-- SET TASK --
Please copy the records below line for line, with no changes.
# start of INPUT ROWS
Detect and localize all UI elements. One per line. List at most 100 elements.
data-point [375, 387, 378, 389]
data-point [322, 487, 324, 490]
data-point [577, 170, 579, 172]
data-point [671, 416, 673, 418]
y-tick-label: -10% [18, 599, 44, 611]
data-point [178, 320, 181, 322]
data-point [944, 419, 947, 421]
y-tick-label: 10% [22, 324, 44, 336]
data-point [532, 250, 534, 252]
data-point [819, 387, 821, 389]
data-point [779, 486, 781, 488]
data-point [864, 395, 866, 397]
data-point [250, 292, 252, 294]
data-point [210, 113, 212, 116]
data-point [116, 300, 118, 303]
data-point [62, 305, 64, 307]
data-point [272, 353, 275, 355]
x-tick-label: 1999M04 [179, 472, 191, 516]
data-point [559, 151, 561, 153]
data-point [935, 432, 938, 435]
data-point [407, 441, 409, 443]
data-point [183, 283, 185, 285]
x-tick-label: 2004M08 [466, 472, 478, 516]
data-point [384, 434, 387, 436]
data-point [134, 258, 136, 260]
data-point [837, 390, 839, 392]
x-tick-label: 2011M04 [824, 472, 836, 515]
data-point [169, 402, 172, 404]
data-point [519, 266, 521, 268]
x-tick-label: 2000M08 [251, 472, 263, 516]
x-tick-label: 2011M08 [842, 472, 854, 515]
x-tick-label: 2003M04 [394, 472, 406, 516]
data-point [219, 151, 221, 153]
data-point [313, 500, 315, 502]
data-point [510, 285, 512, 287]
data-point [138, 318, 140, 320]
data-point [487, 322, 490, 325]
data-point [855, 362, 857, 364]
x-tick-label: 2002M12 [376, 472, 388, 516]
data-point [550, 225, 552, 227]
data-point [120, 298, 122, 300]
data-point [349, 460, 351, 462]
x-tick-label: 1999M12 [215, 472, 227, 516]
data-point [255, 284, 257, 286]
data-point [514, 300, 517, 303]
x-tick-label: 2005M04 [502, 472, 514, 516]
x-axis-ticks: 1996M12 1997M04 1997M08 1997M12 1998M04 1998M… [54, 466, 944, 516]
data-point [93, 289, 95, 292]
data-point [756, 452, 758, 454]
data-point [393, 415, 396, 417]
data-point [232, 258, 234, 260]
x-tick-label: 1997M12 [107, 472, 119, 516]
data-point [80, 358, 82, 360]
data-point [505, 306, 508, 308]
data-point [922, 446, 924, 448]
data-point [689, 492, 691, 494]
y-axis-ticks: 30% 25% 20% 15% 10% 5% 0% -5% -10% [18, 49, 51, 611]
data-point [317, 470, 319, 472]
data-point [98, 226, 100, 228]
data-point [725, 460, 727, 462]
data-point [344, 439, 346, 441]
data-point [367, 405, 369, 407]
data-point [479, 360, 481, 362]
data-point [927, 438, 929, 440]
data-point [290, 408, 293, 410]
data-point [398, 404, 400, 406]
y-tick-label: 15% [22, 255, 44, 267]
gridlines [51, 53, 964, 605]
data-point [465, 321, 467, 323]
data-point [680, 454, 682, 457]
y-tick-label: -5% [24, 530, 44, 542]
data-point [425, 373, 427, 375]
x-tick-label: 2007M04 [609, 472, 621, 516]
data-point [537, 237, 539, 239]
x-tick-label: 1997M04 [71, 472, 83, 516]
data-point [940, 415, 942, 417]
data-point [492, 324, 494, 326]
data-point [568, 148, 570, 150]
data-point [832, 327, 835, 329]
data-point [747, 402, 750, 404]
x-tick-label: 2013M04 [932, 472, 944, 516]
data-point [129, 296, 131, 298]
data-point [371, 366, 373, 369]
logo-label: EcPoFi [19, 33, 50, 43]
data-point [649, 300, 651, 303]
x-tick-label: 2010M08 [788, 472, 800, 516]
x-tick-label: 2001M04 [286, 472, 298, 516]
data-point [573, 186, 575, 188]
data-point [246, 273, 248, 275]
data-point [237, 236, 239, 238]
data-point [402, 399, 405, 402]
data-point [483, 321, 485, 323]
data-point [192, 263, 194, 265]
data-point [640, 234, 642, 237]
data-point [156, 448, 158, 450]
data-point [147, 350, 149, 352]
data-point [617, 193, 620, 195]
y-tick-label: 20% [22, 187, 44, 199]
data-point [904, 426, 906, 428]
# end of INPUT ROWS
-- SOLVED EXERCISE --
Detect and localize all UI elements. One per line. List at most 100 elements.
data-point [375, 387, 378, 389]
data-point [322, 487, 324, 490]
data-point [577, 170, 579, 172]
data-point [671, 416, 673, 418]
y-tick-label: -10% [18, 599, 44, 611]
data-point [178, 320, 181, 322]
data-point [944, 419, 947, 421]
y-tick-label: 10% [22, 324, 44, 336]
data-point [532, 250, 534, 252]
data-point [819, 387, 821, 389]
data-point [779, 486, 781, 488]
data-point [864, 395, 866, 397]
data-point [250, 292, 252, 294]
data-point [210, 113, 212, 116]
data-point [116, 300, 118, 303]
data-point [62, 305, 64, 307]
data-point [272, 353, 275, 355]
x-tick-label: 1999M04 [179, 472, 191, 516]
data-point [559, 151, 561, 153]
data-point [935, 432, 938, 435]
data-point [407, 441, 409, 443]
data-point [183, 283, 185, 285]
x-tick-label: 2004M08 [466, 472, 478, 516]
data-point [384, 434, 387, 436]
data-point [134, 258, 136, 260]
data-point [837, 390, 839, 392]
x-tick-label: 2011M04 [824, 472, 836, 515]
data-point [169, 402, 172, 404]
data-point [519, 266, 521, 268]
x-tick-label: 2000M08 [251, 472, 263, 516]
x-tick-label: 2011M08 [842, 472, 854, 515]
x-tick-label: 2003M04 [394, 472, 406, 516]
data-point [219, 151, 221, 153]
data-point [313, 500, 315, 502]
data-point [510, 285, 512, 287]
data-point [138, 318, 140, 320]
data-point [487, 322, 490, 325]
data-point [855, 362, 857, 364]
x-tick-label: 2002M12 [376, 472, 388, 516]
data-point [550, 225, 552, 227]
data-point [120, 298, 122, 300]
data-point [349, 460, 351, 462]
x-tick-label: 1999M12 [215, 472, 227, 516]
data-point [255, 284, 257, 286]
data-point [514, 300, 517, 303]
x-tick-label: 2005M04 [502, 472, 514, 516]
x-axis-ticks: 1996M12 1997M04 1997M08 1997M12 1998M04 1998M… [54, 466, 944, 516]
data-point [93, 289, 95, 292]
data-point [756, 452, 758, 454]
data-point [393, 415, 396, 417]
data-point [232, 258, 234, 260]
x-tick-label: 1997M12 [107, 472, 119, 516]
data-point [80, 358, 82, 360]
data-point [505, 306, 508, 308]
data-point [922, 446, 924, 448]
data-point [689, 492, 691, 494]
y-axis-ticks: 30% 25% 20% 15% 10% 5% 0% -5% -10% [18, 49, 51, 611]
data-point [317, 470, 319, 472]
data-point [98, 226, 100, 228]
data-point [725, 460, 727, 462]
data-point [344, 439, 346, 441]
data-point [367, 405, 369, 407]
data-point [479, 360, 481, 362]
data-point [927, 438, 929, 440]
data-point [290, 408, 293, 410]
data-point [398, 404, 400, 406]
y-tick-label: 15% [22, 255, 44, 267]
gridlines [51, 53, 964, 605]
data-point [465, 321, 467, 323]
data-point [680, 454, 682, 457]
y-tick-label: -5% [24, 530, 44, 542]
data-point [425, 373, 427, 375]
x-tick-label: 2007M04 [609, 472, 621, 516]
data-point [537, 237, 539, 239]
x-tick-label: 1997M04 [71, 472, 83, 516]
data-point [940, 415, 942, 417]
data-point [492, 324, 494, 326]
data-point [568, 148, 570, 150]
data-point [832, 327, 835, 329]
data-point [747, 402, 750, 404]
x-tick-label: 2013M04 [932, 472, 944, 516]
data-point [129, 296, 131, 298]
data-point [371, 366, 373, 369]
logo-label: EcPoFi [19, 33, 50, 43]
data-point [649, 300, 651, 303]
x-tick-label: 2010M08 [788, 472, 800, 516]
x-tick-label: 2001M04 [286, 472, 298, 516]
data-point [573, 186, 575, 188]
data-point [246, 273, 248, 275]
data-point [237, 236, 239, 238]
data-point [402, 399, 405, 402]
data-point [483, 321, 485, 323]
data-point [192, 263, 194, 265]
data-point [640, 234, 642, 237]
data-point [156, 448, 158, 450]
data-point [147, 350, 149, 352]
data-point [617, 193, 620, 195]
y-tick-label: 20% [22, 187, 44, 199]
data-point [904, 426, 906, 428]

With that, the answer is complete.